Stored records
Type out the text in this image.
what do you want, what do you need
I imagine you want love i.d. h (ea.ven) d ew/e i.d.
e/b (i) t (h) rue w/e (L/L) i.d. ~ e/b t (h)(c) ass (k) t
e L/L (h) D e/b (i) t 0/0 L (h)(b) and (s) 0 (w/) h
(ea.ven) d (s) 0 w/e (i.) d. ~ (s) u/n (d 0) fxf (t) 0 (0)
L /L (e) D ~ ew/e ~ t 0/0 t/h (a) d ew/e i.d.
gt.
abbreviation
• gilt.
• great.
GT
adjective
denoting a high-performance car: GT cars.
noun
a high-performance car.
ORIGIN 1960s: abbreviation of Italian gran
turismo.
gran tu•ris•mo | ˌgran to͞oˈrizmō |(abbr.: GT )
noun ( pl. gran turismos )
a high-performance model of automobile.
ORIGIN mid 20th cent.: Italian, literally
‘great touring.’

Given instruction
List all lines holding the string "abbreviation".

Exercise response
abbreviation
ORIGIN 1960s: abbreviation of Italian gran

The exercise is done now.